Give every entry again, unchanged, and leave its images out.

**Supplied data:**
*****
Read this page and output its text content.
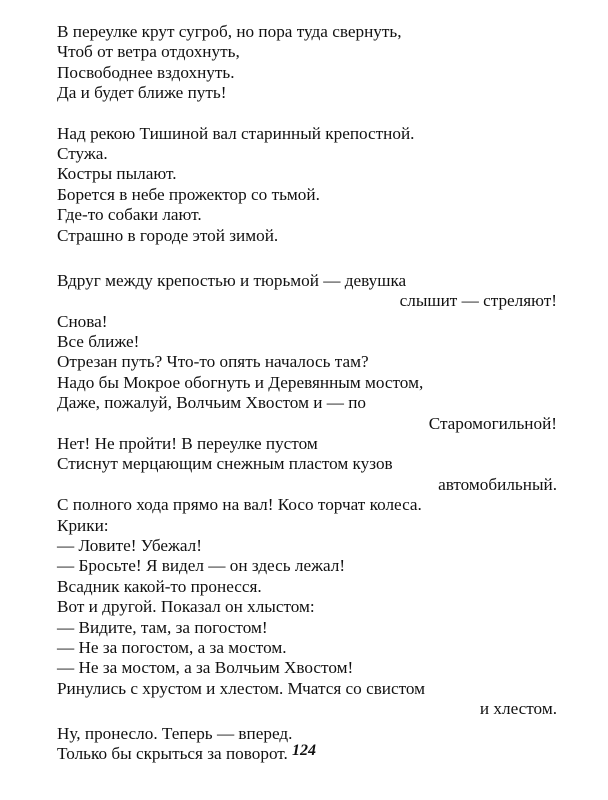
В переулке крут сугроб, но пора туда свернуть,
Чтоб от ветра отдохнуть,
Посвободнее вздохнуть.
Да и будет ближе путь!
Над рекою Тишиной вал старинный крепостной.
Стужа.
Костры пылают.
Борется в небе прожектор со тьмой.
Где-то собаки лают.
Страшно в городе этой зимой.
Вдруг между крепостью и тюрьмой — девушка
слышит — стреляют!
Снова!
Все ближе!
Отрезан путь? Что-то опять началось там?
Надо бы Мокрое обогнуть и Деревянным мостом,
Даже, пожалуй, Волчьим Хвостом и — по
Старомогильной!
Нет! Не пройти! В переулке пустом
Стиснут мерцающим снежным пластом кузов
автомобильный.
С полного хода прямо на вал! Косо торчат колеса.
Крики:
— Ловите! Убежал!
— Бросьте! Я видел — он здесь лежал!
Всадник какой-то пронесся.
Вот и другой. Показал он хлыстом:
— Видите, там, за погостом!
— Не за погостом, а за мостом.
— Не за мостом, а за Волчьим Хвостом!
Ринулись с хрустом и хлестом. Мчатся со свистом
и хлестом.
Ну, пронесло. Теперь — вперед.
Только бы скрыться за поворот. 124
*****
**Answer below:**
Read this page and output its text content.
В переулке крут сугроб, но пора туда свернуть,
Чтоб от ветра отдохнуть,
Посвободнее вздохнуть.
Да и будет ближе путь!
Над рекою Тишиной вал старинный крепостной.
Стужа.
Костры пылают.
Борется в небе прожектор со тьмой.
Где-то собаки лают.
Страшно в городе этой зимой.
Вдруг между крепостью и тюрьмой — девушка
слышит — стреляют!
Снова!
Все ближе!
Отрезан путь? Что-то опять началось там?
Надо бы Мокрое обогнуть и Деревянным мостом,
Даже, пожалуй, Волчьим Хвостом и — по
Старомогильной!
Нет! Не пройти! В переулке пустом
Стиснут мерцающим снежным пластом кузов
автомобильный.
С полного хода прямо на вал! Косо торчат колеса.
Крики:
— Ловите! Убежал!
— Бросьте! Я видел — он здесь лежал!
Всадник какой-то пронесся.
Вот и другой. Показал он хлыстом:
— Видите, там, за погостом!
— Не за погостом, а за мостом.
— Не за мостом, а за Волчьим Хвостом!
Ринулись с хрустом и хлестом. Мчатся со свистом
и хлестом.
Ну, пронесло. Теперь — вперед.
Только бы скрыться за поворот. 124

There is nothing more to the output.